╭─ EXTRACTED DATA
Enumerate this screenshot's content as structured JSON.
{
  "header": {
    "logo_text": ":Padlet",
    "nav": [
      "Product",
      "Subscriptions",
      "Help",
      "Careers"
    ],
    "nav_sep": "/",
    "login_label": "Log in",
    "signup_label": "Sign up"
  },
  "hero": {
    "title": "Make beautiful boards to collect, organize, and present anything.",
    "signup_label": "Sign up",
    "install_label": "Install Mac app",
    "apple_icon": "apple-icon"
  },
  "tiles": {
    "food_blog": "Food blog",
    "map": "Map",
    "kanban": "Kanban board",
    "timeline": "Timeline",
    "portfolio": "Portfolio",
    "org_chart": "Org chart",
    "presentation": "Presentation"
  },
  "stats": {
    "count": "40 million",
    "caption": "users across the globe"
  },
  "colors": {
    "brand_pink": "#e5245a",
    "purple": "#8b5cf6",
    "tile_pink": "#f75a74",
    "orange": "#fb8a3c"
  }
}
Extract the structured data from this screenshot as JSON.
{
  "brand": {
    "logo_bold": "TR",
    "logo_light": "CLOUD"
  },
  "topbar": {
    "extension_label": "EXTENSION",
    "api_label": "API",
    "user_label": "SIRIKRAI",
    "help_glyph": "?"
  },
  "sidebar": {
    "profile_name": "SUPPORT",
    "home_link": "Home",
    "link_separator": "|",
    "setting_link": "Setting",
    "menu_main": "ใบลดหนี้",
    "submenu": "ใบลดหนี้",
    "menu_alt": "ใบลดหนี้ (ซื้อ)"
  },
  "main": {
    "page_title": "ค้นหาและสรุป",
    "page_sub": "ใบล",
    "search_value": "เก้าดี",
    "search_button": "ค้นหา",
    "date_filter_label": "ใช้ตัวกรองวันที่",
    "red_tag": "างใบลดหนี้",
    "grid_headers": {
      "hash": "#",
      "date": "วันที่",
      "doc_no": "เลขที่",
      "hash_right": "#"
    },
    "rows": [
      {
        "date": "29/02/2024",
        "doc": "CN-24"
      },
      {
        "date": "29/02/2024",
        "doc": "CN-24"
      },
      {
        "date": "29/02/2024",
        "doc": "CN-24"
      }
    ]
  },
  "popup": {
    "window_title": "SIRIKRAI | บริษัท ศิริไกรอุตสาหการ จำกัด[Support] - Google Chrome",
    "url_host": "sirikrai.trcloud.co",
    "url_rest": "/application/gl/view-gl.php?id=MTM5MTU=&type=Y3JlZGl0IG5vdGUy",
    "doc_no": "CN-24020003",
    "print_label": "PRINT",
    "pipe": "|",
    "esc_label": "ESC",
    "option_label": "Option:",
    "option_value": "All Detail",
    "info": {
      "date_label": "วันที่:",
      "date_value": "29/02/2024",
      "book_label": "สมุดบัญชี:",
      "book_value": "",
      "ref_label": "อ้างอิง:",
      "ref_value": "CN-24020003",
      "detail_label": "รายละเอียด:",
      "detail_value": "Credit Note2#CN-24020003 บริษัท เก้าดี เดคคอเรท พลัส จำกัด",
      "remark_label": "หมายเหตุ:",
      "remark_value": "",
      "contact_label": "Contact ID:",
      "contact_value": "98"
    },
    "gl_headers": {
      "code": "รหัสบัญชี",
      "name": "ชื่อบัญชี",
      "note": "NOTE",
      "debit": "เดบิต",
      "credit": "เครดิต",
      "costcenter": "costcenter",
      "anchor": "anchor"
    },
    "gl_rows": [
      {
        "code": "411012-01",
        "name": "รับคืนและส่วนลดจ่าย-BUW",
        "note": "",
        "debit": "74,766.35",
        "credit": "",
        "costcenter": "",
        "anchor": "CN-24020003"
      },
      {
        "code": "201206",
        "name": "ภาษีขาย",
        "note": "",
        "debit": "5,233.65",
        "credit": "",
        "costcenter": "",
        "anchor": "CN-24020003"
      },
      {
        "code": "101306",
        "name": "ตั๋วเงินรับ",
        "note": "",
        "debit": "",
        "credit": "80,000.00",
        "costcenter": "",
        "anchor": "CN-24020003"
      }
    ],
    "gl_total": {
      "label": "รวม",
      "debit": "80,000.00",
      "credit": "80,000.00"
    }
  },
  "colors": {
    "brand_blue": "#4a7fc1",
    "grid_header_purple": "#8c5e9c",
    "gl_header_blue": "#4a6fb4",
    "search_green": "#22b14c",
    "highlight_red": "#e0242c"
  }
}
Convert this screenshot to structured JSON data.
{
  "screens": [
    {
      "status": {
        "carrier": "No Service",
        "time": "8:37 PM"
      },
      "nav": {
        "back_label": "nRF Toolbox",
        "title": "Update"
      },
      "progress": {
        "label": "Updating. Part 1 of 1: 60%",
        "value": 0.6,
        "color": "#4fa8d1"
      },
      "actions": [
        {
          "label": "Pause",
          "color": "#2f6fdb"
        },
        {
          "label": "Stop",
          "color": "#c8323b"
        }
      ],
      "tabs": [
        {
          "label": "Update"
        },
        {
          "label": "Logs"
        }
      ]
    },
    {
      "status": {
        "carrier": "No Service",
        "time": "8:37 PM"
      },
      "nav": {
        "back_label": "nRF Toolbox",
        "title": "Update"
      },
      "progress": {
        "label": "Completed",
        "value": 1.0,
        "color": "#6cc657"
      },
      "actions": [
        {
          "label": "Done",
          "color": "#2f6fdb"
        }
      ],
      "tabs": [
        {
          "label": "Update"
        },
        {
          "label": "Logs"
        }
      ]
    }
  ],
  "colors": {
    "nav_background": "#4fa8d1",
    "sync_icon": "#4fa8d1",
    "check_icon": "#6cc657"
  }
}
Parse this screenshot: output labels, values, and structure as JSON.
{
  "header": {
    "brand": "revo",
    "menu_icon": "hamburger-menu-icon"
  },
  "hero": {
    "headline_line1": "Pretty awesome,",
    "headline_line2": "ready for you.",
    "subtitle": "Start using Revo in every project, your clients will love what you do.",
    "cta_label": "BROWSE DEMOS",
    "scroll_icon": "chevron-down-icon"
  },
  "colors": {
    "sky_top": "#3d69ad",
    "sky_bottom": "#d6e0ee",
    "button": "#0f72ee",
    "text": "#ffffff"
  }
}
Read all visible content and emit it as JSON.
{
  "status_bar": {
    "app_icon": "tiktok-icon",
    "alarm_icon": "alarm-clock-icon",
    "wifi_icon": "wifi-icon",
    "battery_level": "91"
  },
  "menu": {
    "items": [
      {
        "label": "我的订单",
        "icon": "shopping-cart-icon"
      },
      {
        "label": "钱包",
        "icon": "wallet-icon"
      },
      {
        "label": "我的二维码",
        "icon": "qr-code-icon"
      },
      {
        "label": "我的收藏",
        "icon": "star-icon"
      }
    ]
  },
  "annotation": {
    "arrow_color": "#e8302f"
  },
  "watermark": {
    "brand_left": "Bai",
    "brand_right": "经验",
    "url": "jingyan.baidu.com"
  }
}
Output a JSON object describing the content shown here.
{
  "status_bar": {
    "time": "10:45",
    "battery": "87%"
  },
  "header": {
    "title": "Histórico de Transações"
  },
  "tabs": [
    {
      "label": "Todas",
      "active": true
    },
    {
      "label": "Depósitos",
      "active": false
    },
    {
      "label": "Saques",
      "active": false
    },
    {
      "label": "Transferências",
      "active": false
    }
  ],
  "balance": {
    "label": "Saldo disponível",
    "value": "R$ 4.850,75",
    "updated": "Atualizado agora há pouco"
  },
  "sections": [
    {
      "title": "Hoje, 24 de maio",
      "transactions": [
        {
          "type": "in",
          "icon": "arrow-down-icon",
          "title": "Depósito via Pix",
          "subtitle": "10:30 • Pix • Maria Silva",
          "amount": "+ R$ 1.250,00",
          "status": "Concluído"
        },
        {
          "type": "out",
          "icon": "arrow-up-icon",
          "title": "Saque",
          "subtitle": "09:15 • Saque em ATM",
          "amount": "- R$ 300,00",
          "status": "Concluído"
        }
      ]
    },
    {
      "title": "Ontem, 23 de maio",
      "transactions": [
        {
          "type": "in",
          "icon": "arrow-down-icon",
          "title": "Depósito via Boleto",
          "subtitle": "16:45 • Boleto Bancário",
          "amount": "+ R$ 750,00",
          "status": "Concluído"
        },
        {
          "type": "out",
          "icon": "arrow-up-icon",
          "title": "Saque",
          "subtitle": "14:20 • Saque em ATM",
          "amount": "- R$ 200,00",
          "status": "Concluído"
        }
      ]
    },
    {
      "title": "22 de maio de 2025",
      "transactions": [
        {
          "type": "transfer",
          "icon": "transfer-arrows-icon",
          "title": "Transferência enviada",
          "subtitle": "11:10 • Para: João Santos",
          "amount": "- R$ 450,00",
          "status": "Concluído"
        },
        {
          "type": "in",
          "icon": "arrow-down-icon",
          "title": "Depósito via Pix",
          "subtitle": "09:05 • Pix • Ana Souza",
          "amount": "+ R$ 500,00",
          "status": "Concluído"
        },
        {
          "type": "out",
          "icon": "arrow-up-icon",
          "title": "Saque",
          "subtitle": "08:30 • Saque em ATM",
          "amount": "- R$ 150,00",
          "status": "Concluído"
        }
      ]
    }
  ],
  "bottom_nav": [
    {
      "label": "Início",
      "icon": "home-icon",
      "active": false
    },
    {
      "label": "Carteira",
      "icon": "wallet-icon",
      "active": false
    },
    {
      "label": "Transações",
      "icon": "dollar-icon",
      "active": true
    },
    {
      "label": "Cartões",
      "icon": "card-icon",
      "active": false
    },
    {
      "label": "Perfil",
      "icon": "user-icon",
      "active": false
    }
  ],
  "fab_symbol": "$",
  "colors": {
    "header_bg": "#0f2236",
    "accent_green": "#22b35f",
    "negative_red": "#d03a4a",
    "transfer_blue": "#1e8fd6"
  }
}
╰─
TASK DETAILS:
Look over the material above and show each line where "amount" appears.

RESULT FOR THIS EXERCISE:
          "amount": "+ R$ 1.250,00",
          "amount": "- R$ 300,00",
          "amount": "+ R$ 750,00",
          "amount": "- R$ 200,00",
          "amount": "- R$ 450,00",
          "amount": "+ R$ 500,00",
          "amount": "- R$ 150,00",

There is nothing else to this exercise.